• [Saved data entries]:
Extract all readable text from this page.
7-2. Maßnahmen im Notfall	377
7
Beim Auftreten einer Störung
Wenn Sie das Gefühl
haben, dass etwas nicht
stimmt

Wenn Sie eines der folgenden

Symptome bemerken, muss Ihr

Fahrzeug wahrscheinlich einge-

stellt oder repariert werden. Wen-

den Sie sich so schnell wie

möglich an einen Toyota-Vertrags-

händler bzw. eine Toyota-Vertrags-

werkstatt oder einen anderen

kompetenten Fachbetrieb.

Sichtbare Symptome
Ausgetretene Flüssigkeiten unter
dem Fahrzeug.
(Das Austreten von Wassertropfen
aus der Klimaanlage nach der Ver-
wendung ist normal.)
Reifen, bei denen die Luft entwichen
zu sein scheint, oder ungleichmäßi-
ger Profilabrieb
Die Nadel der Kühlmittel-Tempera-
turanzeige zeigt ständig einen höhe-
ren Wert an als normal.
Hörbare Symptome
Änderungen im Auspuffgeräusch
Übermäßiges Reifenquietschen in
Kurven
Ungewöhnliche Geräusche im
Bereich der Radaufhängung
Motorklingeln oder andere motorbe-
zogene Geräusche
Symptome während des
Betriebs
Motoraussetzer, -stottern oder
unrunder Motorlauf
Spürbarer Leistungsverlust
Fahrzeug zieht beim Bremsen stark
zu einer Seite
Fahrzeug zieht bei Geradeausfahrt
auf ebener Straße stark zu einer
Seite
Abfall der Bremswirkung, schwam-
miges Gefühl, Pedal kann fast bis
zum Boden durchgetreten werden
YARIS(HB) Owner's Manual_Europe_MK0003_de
...
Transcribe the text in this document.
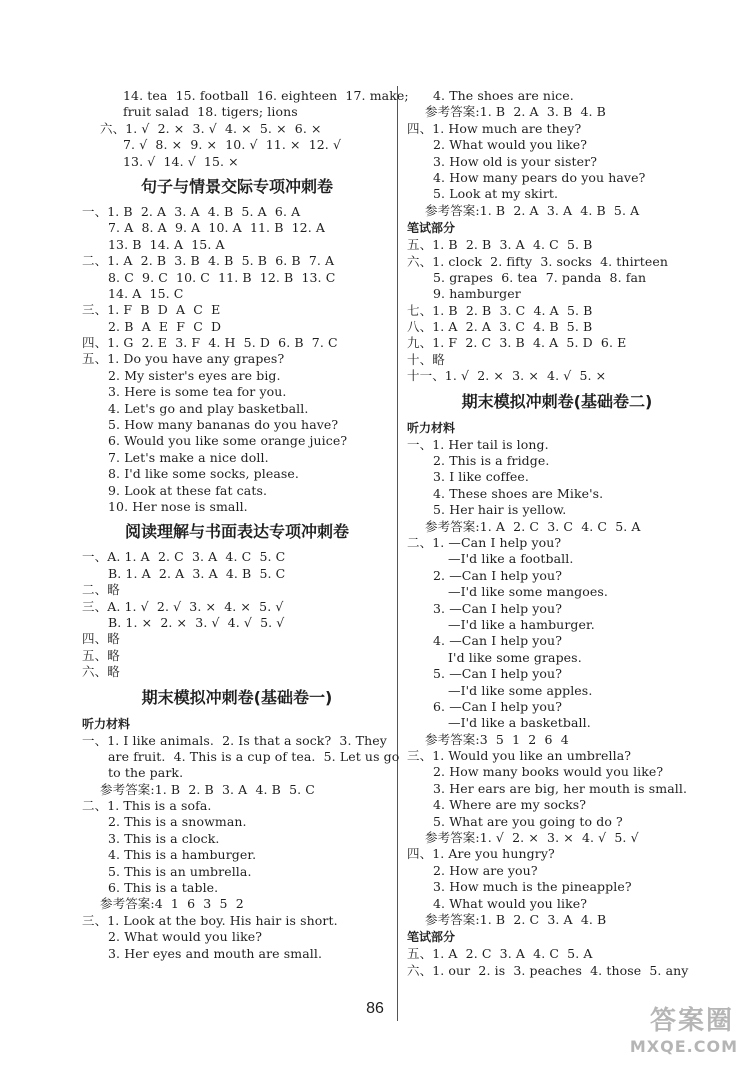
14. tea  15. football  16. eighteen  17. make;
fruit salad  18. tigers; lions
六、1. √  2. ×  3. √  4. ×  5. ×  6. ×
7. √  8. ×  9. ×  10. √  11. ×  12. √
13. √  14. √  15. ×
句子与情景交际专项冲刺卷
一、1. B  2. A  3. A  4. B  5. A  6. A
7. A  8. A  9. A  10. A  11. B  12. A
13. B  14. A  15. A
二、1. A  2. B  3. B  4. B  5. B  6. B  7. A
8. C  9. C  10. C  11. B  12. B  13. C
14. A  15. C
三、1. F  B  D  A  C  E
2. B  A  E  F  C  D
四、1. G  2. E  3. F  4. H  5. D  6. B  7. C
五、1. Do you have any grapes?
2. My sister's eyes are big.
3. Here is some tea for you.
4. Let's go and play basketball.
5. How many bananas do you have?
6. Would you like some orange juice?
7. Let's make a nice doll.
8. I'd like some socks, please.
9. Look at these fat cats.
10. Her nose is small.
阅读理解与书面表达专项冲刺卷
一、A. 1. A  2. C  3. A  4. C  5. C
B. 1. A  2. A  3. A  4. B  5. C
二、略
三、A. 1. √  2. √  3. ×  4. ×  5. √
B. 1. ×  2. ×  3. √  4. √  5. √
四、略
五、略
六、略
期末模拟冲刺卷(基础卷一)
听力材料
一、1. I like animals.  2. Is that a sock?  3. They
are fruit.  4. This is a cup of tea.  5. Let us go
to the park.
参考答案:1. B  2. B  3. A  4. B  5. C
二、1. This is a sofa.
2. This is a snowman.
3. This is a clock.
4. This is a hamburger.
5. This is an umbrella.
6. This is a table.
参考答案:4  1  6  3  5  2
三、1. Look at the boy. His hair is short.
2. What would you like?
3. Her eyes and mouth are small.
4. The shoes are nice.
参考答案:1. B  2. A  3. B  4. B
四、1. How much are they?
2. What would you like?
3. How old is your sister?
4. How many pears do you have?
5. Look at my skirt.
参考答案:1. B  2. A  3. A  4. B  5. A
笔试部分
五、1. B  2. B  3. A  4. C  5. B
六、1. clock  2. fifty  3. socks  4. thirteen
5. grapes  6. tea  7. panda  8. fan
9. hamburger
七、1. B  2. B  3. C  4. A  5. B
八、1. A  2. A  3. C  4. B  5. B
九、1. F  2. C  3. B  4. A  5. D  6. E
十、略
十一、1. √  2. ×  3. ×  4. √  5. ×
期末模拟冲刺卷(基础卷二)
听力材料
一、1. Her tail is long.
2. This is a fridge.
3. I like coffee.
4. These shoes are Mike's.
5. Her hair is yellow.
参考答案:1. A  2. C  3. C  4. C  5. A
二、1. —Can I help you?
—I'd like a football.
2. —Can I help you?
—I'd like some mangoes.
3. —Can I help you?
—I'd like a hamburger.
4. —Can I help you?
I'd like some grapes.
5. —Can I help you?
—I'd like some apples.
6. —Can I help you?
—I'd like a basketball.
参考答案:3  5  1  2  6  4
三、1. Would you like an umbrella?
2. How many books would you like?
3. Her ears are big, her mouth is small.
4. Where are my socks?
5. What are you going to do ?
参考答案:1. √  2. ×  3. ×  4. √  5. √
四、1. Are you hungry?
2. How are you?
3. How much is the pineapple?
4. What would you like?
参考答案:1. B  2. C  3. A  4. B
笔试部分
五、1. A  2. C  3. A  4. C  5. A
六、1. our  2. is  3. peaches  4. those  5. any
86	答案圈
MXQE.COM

• [WHAT IS BEING ASKED]:
Each line of the material that holds the string "Geräusche" counts once; give the total alone.

• [TASK RESPONSE]:
2